> Given problem
Gather up the lines that contain "ylabel".

>> BEGIN Excerpted records

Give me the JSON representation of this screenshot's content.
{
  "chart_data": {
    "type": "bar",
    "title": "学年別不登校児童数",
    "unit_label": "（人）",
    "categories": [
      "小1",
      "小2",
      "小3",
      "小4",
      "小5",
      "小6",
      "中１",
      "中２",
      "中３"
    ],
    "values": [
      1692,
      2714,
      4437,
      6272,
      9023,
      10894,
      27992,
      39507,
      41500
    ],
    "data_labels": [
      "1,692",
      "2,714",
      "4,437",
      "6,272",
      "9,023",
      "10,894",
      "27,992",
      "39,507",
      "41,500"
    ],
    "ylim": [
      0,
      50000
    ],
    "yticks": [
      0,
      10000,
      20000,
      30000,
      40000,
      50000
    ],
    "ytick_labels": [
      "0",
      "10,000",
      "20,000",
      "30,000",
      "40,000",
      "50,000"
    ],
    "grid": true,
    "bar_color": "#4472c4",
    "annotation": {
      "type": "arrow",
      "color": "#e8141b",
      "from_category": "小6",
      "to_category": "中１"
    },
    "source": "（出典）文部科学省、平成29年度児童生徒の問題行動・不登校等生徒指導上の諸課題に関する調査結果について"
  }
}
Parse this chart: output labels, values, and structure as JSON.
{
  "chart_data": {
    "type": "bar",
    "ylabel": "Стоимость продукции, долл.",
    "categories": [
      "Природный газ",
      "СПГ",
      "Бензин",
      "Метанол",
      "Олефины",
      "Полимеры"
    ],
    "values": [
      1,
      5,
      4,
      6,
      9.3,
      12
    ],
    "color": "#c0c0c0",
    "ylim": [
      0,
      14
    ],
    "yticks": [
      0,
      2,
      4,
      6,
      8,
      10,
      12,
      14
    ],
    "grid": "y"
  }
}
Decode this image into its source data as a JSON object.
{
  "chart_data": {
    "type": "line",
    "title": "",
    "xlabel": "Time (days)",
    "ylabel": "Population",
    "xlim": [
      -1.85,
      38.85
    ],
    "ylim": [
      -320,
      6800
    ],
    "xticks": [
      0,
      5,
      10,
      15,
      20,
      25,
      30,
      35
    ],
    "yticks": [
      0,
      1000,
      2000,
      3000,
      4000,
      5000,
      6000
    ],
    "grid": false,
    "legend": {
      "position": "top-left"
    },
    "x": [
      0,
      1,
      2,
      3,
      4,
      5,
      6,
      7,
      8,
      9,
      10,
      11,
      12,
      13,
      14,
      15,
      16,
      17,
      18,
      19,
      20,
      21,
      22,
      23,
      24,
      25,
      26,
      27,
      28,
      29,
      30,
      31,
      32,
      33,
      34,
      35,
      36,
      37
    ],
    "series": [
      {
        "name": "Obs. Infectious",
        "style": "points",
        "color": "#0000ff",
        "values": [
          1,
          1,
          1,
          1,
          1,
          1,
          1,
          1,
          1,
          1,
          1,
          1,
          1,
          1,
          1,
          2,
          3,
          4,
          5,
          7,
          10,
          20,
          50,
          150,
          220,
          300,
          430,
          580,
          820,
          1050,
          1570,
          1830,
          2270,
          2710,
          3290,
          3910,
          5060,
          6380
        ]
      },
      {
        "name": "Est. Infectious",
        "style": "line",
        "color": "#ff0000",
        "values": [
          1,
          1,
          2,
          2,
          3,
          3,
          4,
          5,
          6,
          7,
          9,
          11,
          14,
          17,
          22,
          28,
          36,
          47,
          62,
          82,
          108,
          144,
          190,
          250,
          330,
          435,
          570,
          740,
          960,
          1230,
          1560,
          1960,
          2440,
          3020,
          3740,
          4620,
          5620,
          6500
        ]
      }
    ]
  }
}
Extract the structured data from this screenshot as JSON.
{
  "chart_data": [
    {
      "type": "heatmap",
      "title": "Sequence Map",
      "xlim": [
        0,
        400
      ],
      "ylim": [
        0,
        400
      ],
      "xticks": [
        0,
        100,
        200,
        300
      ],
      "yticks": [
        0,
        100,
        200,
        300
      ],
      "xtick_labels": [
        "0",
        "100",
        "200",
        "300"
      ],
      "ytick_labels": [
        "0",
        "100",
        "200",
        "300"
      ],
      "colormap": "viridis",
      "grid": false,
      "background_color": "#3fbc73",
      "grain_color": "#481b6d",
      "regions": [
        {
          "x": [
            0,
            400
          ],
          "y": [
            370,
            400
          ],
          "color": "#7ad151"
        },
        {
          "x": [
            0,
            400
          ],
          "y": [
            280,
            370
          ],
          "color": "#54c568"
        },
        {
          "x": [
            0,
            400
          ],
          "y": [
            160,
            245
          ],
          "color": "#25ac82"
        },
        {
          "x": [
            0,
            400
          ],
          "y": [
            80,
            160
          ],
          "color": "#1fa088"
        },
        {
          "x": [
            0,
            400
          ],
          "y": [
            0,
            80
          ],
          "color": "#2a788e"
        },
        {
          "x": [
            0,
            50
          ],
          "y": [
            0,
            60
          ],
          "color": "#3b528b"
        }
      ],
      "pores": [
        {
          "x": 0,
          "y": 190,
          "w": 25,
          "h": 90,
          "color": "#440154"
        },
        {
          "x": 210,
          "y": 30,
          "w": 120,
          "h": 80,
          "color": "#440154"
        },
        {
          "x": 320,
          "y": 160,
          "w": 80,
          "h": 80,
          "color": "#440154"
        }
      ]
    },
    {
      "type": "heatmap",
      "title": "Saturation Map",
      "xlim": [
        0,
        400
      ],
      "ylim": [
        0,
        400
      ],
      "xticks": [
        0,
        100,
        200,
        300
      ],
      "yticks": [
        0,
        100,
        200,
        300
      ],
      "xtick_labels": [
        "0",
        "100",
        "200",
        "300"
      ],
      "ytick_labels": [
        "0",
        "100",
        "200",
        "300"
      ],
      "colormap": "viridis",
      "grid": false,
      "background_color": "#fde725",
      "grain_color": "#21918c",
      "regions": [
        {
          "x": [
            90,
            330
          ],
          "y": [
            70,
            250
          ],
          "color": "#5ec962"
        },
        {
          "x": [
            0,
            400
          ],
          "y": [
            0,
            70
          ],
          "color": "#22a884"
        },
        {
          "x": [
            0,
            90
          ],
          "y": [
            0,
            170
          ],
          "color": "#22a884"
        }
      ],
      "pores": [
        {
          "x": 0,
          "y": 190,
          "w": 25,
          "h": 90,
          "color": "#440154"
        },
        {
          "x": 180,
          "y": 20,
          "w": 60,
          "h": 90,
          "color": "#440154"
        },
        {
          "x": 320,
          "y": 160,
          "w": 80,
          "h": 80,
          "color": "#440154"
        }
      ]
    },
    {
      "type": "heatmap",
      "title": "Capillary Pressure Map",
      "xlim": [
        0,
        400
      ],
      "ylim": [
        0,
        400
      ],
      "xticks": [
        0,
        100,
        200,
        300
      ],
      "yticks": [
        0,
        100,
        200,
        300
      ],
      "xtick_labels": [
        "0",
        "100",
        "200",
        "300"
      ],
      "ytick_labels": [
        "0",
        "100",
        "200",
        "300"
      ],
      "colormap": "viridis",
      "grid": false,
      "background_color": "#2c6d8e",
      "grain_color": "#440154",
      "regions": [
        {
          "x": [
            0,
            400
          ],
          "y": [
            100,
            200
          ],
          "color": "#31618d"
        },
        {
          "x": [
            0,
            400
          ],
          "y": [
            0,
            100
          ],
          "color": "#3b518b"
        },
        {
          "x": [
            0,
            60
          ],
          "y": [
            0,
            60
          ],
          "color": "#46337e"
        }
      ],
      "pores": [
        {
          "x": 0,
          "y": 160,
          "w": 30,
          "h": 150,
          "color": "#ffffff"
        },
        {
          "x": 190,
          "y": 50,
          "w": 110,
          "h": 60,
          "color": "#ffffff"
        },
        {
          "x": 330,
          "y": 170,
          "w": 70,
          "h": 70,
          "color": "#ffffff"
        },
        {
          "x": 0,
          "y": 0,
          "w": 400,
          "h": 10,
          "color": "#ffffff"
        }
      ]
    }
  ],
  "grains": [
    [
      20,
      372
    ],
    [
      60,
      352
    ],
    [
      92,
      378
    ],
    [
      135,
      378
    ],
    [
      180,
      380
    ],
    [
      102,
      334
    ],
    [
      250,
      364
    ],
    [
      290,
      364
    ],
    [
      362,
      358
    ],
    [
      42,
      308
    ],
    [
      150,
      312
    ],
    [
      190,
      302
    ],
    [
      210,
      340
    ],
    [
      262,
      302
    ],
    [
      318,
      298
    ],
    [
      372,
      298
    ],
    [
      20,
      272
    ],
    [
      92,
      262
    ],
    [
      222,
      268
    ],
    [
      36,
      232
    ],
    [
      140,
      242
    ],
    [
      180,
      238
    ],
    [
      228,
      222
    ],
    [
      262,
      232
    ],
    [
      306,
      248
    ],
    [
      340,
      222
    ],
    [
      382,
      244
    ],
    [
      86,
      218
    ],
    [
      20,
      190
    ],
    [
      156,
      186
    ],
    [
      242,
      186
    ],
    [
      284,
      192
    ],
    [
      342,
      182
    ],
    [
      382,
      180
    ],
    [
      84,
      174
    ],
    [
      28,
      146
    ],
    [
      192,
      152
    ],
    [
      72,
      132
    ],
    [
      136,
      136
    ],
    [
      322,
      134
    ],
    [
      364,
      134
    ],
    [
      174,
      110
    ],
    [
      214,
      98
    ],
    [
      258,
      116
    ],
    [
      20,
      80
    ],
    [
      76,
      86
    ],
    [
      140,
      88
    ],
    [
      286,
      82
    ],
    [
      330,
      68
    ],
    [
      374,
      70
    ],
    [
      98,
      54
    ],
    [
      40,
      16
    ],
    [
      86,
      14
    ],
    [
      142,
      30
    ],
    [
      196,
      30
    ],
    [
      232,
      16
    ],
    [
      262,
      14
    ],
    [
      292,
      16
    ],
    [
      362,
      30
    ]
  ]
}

>> END Excerpted records

> The answer
    "ylabel": "Стоимость продукции, долл.",
    "ylabel": "Population",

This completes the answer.